### Some records

◆ ◆ ◆

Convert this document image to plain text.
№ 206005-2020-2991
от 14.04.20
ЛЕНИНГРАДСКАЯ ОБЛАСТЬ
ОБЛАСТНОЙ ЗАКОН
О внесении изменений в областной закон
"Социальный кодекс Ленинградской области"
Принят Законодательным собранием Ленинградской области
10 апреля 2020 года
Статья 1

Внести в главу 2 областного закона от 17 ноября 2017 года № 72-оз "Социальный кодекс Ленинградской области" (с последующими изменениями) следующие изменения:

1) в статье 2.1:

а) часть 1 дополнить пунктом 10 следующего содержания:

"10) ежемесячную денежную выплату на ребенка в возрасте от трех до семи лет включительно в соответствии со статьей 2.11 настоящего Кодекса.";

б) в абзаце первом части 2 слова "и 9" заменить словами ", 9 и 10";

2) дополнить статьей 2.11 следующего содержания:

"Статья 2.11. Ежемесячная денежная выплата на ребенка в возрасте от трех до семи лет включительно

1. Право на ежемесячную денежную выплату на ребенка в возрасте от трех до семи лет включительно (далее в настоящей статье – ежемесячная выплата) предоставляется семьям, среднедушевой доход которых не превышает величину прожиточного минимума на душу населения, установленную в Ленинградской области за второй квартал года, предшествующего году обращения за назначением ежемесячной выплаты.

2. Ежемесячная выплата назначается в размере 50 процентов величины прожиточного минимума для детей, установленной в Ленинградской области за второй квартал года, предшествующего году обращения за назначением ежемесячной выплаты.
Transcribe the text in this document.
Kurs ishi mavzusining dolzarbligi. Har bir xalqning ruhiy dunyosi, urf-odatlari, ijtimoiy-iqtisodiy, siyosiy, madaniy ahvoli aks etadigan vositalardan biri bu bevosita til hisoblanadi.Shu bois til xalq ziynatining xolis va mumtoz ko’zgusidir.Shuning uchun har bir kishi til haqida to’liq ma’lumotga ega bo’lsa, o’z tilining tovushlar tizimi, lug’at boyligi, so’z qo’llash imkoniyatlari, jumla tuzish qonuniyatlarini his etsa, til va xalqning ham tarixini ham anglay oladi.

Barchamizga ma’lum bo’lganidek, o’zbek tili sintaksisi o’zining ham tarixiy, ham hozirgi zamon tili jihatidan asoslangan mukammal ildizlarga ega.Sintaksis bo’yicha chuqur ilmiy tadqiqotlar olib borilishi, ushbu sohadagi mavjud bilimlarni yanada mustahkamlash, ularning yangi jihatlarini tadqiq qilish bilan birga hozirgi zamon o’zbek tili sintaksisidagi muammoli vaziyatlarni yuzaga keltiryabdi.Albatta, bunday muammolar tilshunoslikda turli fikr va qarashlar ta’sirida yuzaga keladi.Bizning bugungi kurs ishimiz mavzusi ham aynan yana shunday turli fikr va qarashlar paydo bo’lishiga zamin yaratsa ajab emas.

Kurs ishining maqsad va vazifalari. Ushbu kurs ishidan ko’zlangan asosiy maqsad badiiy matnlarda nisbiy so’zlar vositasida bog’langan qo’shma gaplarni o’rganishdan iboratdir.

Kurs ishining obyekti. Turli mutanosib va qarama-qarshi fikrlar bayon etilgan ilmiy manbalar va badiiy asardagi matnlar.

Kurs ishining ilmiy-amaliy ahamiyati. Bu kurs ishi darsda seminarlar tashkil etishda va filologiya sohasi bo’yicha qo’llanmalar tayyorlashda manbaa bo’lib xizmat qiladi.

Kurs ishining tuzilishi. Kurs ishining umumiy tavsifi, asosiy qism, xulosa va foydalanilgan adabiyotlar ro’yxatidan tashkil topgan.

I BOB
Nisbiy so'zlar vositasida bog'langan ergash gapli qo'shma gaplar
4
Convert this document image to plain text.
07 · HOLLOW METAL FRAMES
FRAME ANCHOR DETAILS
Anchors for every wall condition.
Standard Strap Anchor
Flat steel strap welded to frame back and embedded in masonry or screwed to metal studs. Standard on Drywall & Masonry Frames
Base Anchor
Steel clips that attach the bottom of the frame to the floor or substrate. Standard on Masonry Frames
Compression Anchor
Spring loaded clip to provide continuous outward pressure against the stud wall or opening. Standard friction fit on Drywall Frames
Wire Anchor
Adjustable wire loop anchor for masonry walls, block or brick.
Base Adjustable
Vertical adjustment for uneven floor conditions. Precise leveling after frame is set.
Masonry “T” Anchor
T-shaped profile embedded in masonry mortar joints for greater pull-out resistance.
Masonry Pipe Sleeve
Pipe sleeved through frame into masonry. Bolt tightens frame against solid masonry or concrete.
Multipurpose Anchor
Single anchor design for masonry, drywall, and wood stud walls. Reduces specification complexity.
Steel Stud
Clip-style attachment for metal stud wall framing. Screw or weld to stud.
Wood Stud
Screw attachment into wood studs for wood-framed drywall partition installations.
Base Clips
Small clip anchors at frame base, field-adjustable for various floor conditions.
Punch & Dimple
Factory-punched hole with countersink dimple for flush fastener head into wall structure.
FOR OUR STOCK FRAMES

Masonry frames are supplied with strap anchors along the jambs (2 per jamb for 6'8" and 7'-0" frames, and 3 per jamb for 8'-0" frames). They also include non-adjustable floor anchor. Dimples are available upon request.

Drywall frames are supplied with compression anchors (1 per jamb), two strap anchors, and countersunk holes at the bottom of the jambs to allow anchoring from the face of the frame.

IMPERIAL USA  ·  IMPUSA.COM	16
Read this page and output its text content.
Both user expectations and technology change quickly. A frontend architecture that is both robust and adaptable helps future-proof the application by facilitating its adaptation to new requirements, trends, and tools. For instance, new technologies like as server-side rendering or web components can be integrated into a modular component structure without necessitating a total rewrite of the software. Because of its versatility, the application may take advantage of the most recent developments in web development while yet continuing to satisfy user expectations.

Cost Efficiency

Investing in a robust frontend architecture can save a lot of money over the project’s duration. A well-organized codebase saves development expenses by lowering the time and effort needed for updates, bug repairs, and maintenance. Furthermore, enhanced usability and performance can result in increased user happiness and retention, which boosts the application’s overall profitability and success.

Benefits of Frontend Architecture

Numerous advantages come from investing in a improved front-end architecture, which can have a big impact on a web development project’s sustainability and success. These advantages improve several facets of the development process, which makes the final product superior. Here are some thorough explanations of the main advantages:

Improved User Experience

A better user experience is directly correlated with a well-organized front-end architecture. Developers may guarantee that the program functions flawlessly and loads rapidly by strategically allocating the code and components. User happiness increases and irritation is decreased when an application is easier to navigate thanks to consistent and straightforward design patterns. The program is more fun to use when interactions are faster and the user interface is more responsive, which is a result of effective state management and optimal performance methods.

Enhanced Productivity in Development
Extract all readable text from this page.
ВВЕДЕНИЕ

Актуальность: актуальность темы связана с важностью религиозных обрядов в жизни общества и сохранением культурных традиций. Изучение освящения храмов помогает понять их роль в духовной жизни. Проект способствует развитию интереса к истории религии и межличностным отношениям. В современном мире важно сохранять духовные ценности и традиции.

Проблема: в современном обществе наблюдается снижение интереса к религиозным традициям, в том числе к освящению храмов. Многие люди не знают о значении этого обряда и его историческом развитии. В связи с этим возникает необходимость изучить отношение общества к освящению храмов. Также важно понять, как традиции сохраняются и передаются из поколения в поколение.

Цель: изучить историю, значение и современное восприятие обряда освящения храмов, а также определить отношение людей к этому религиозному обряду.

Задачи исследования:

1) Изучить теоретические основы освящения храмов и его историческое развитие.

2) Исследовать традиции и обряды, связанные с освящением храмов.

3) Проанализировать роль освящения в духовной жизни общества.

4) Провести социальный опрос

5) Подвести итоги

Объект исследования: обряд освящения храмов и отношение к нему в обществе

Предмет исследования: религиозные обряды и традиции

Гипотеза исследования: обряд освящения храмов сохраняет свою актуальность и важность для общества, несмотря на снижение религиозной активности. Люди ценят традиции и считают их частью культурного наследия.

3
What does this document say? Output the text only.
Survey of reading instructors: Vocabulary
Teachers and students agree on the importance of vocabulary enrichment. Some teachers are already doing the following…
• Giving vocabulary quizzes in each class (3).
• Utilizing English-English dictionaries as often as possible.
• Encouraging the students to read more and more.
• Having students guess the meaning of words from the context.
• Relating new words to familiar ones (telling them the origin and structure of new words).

◆ ◆ ◆

### Exercise details
For each line of the entries that includes "следующего", show that line.

### Result for this exercise
а) часть 1 дополнить пунктом 10 следующего содержания:
2) дополнить статьей 2.11 следующего содержания:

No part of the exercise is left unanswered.